Work out how many lines hold the string "this". The answer is a single number, nothing more.

>> BEGIN Supplied data

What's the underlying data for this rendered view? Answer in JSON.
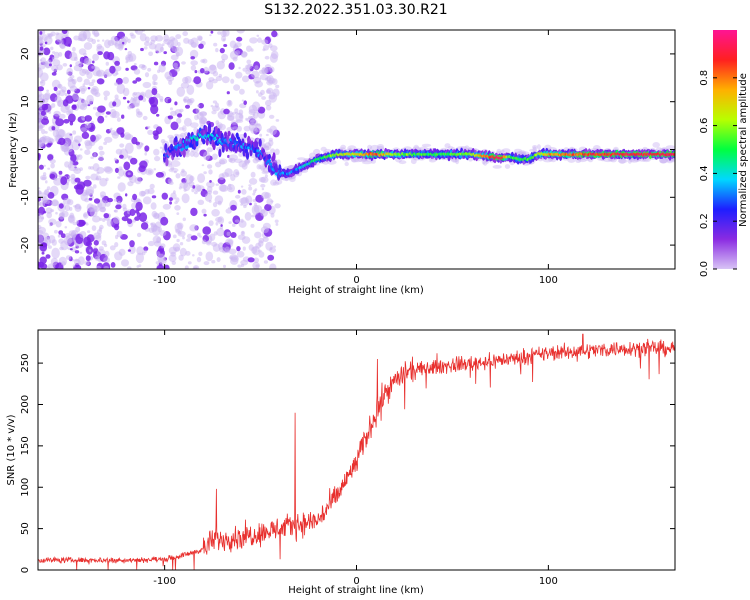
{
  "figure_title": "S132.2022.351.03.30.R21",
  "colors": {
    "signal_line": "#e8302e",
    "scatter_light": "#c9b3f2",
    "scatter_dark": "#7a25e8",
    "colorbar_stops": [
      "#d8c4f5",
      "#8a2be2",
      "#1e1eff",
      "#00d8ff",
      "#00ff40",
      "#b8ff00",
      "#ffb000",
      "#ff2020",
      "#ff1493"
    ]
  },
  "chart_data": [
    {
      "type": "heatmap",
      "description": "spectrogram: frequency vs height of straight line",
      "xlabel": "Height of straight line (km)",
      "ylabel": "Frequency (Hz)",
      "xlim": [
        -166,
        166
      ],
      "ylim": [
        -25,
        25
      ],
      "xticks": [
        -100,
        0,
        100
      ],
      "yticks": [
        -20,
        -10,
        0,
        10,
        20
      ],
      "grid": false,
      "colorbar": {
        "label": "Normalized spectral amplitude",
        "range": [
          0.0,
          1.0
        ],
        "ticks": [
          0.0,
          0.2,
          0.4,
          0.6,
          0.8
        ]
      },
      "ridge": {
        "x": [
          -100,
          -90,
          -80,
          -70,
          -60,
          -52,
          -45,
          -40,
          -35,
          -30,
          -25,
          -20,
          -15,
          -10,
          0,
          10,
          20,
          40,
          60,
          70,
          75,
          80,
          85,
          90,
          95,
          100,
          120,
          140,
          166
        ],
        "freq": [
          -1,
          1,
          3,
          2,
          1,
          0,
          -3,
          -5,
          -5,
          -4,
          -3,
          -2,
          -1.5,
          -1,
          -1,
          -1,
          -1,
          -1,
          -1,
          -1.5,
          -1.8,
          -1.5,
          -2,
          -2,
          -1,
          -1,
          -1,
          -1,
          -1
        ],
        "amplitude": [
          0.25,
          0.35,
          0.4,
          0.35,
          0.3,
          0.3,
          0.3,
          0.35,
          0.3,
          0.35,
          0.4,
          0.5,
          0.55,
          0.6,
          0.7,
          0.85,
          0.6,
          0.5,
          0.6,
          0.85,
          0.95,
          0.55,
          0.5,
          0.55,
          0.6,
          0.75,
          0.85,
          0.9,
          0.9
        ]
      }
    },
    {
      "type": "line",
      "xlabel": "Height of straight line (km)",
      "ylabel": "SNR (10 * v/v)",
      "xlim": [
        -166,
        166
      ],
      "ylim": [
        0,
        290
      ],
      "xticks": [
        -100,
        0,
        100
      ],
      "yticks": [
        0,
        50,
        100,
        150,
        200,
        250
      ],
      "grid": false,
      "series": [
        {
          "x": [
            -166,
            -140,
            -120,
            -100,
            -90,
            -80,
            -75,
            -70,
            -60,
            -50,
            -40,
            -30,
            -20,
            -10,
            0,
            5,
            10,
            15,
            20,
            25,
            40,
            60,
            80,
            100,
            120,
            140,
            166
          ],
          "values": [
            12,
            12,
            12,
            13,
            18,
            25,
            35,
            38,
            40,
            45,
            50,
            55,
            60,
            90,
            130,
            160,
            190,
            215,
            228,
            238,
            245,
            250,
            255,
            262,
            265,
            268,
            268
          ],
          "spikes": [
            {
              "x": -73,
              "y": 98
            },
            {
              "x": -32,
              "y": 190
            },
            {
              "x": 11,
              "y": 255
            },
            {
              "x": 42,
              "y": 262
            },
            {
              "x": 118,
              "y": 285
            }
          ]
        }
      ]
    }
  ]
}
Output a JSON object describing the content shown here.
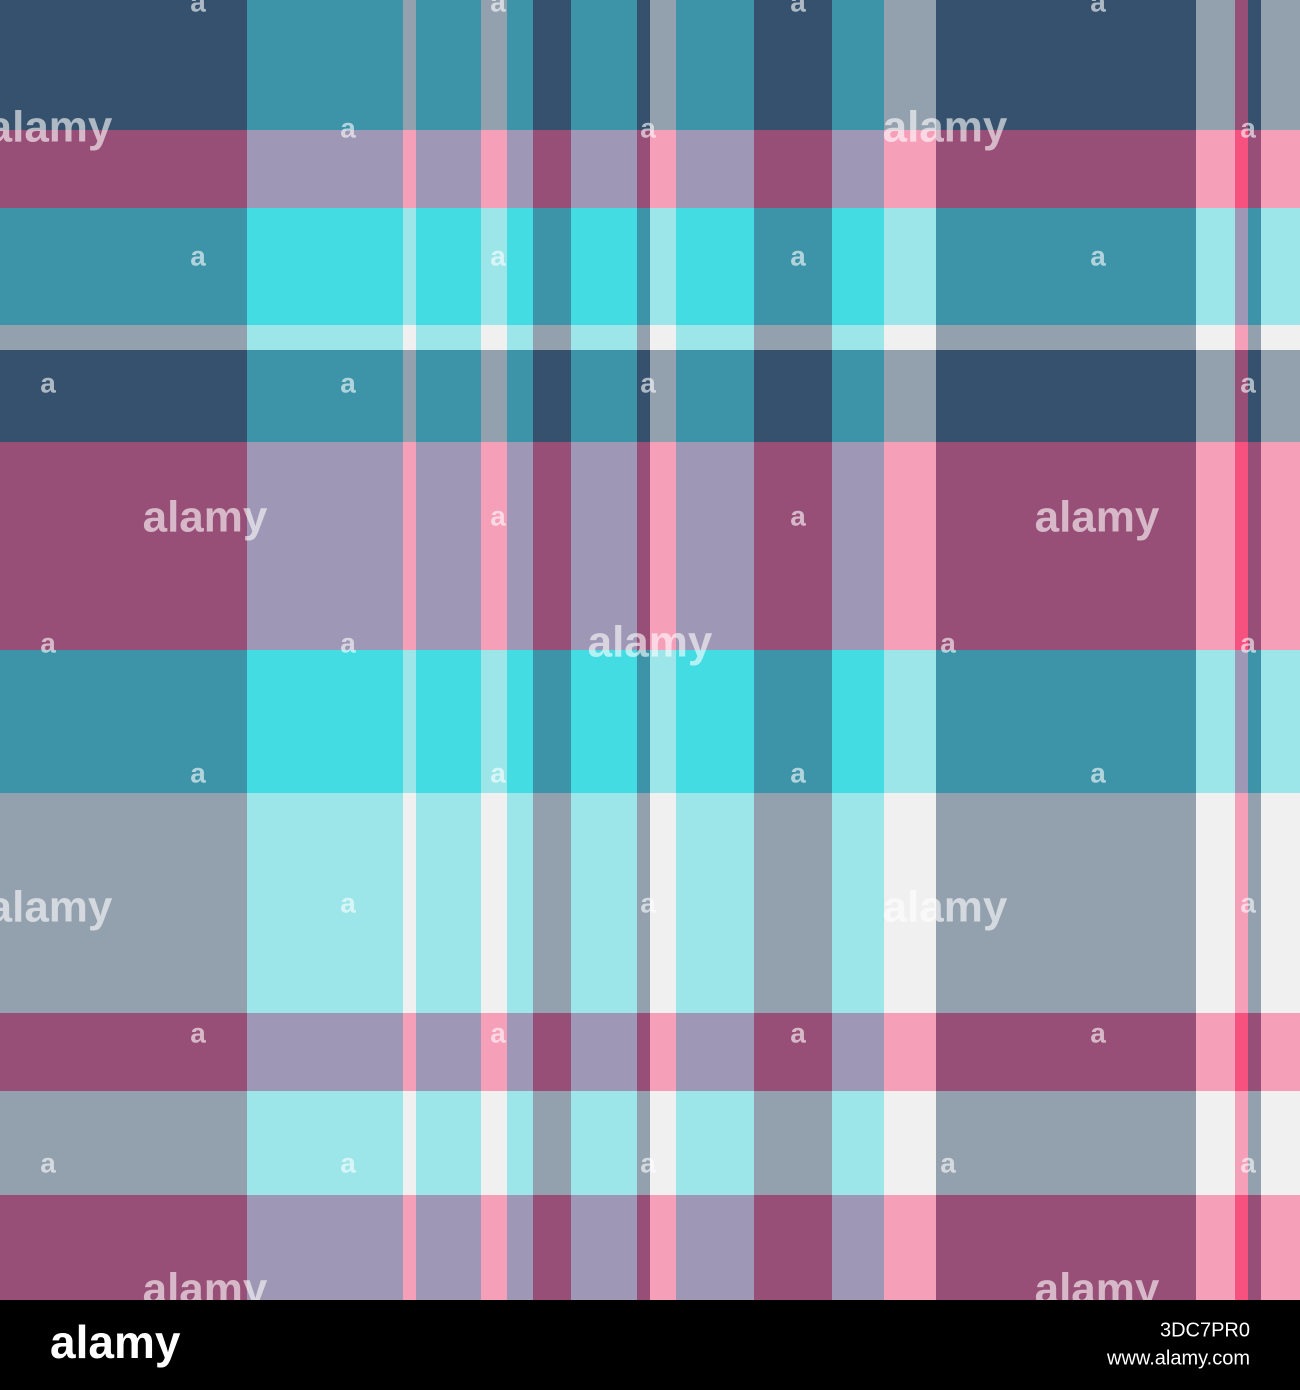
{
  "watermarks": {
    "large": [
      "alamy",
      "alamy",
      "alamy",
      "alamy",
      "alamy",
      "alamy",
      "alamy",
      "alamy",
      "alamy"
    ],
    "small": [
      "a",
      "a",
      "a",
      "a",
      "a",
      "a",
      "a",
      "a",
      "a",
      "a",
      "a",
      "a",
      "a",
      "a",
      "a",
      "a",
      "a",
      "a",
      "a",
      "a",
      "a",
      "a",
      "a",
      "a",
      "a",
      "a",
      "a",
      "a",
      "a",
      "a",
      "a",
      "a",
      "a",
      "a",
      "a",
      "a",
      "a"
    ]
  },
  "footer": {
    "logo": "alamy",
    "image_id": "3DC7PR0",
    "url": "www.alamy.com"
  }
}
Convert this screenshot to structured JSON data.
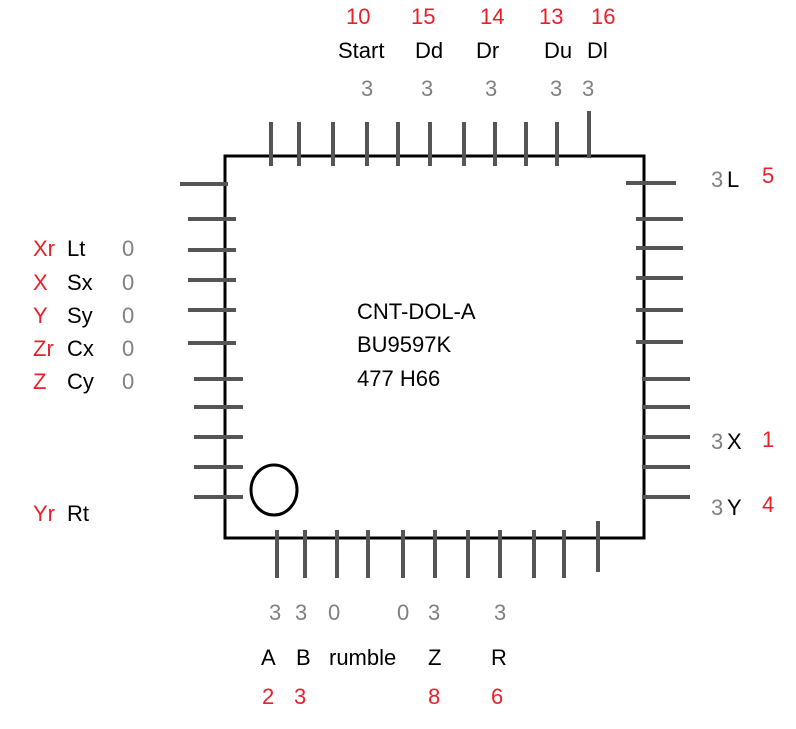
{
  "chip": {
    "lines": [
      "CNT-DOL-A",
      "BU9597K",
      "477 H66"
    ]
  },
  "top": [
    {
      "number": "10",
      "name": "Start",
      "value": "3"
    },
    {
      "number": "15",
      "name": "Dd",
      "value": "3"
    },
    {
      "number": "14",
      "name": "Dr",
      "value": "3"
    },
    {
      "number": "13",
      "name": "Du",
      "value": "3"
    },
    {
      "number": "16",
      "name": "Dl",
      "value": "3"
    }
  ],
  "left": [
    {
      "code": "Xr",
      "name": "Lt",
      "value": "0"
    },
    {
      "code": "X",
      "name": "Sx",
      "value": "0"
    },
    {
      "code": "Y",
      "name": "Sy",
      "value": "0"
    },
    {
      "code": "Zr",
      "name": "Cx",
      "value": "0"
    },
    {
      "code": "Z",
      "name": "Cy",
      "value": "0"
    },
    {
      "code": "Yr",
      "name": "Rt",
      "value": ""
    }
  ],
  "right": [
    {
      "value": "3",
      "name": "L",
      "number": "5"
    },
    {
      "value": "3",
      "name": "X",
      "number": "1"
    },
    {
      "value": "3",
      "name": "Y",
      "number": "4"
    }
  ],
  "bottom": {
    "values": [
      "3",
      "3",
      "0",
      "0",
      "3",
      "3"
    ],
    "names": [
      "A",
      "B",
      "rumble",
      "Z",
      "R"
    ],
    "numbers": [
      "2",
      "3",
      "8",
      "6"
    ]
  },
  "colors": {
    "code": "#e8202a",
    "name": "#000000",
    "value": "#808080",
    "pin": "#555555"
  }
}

>> END Supplied data

* Exercise response: 2